#### Exercise details
The entries below contain pictures. Retype everything except those pictures, exactly as given.

[Extracted data entries]
Begin

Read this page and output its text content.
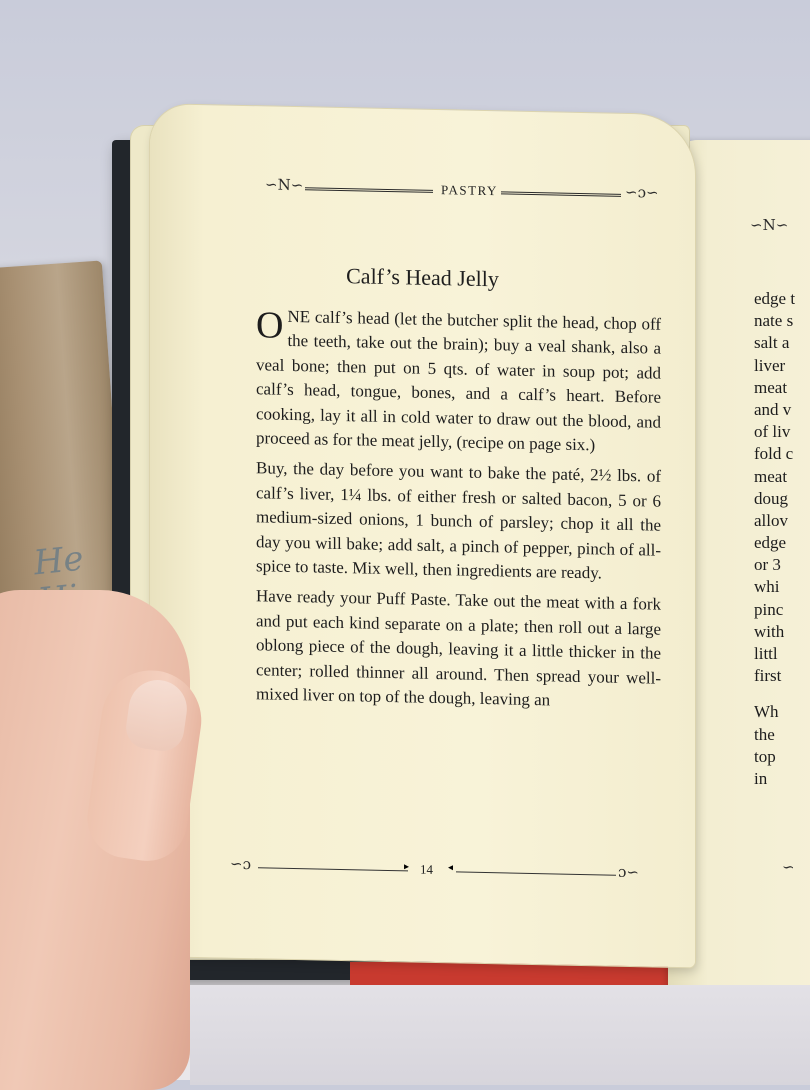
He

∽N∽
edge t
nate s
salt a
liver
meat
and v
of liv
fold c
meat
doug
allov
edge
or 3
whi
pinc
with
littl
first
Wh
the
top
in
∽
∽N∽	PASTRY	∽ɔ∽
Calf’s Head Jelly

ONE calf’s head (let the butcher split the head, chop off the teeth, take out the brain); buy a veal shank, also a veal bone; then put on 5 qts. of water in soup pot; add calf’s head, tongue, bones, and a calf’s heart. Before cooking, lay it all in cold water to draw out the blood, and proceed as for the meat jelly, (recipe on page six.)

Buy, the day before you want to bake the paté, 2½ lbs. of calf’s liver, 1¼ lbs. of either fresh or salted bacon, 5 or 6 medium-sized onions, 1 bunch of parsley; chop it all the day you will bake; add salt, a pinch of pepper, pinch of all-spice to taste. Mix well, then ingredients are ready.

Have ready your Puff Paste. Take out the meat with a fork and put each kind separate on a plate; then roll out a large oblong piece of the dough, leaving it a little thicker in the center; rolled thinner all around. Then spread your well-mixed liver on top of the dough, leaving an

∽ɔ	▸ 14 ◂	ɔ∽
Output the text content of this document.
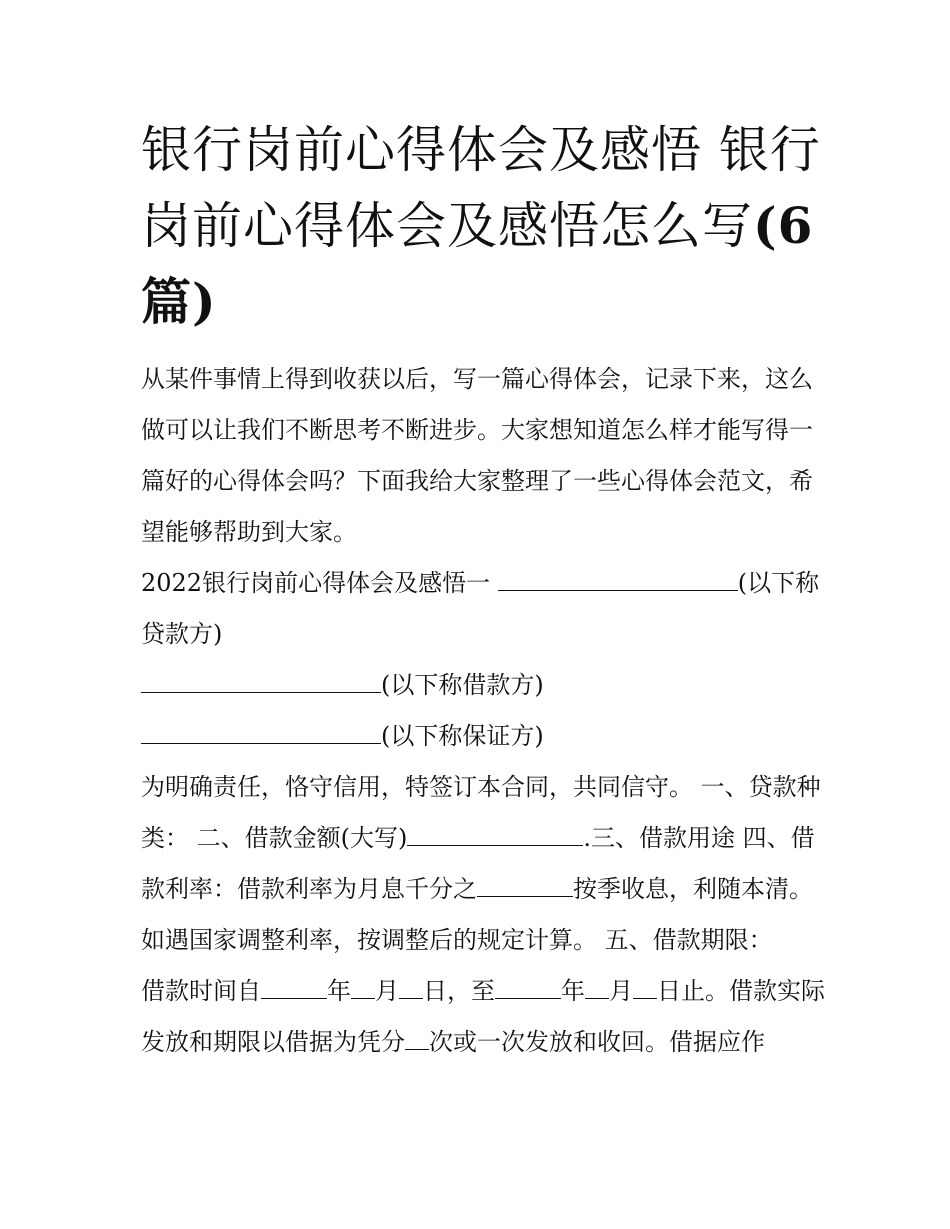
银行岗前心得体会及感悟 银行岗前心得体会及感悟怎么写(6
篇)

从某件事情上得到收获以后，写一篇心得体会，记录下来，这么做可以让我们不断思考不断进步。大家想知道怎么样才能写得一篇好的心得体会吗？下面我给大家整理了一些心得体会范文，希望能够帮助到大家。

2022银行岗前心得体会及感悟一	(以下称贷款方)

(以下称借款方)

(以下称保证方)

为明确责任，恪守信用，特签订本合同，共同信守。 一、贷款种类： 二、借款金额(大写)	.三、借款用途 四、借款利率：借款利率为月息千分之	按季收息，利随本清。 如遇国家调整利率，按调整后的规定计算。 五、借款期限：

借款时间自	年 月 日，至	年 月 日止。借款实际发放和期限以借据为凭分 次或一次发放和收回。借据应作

End

#### Solved exercise
Read this page and output its text content.
He

∽N∽
edge t
nate s
salt a
liver
meat
and v
of liv
fold c
meat
doug
allov
edge
or 3
whi
pinc
with
littl
first
Wh
the
top
in
∽
∽N∽	PASTRY	∽ɔ∽
Calf’s Head Jelly

ONE calf’s head (let the butcher split the head, chop off the teeth, take out the brain); buy a veal shank, also a veal bone; then put on 5 qts. of water in soup pot; add calf’s head, tongue, bones, and a calf’s heart. Before cooking, lay it all in cold water to draw out the blood, and proceed as for the meat jelly, (recipe on page six.)

Buy, the day before you want to bake the paté, 2½ lbs. of calf’s liver, 1¼ lbs. of either fresh or salted bacon, 5 or 6 medium-sized onions, 1 bunch of parsley; chop it all the day you will bake; add salt, a pinch of pepper, pinch of all-spice to taste. Mix well, then ingredients are ready.

Have ready your Puff Paste. Take out the meat with a fork and put each kind separate on a plate; then roll out a large oblong piece of the dough, leaving it a little thicker in the center; rolled thinner all around. Then spread your well-mixed liver on top of the dough, leaving an

∽ɔ	▸ 14 ◂	ɔ∽
Output the text content of this document.
银行岗前心得体会及感悟 银行岗前心得体会及感悟怎么写(6
篇)

从某件事情上得到收获以后，写一篇心得体会，记录下来，这么做可以让我们不断思考不断进步。大家想知道怎么样才能写得一篇好的心得体会吗？下面我给大家整理了一些心得体会范文，希望能够帮助到大家。

2022银行岗前心得体会及感悟一	(以下称贷款方)

(以下称借款方)

(以下称保证方)

为明确责任，恪守信用，特签订本合同，共同信守。 一、贷款种类： 二、借款金额(大写)	.三、借款用途 四、借款利率：借款利率为月息千分之	按季收息，利随本清。 如遇国家调整利率，按调整后的规定计算。 五、借款期限：

借款时间自	年 月 日，至	年 月 日止。借款实际发放和期限以借据为凭分 次或一次发放和收回。借据应作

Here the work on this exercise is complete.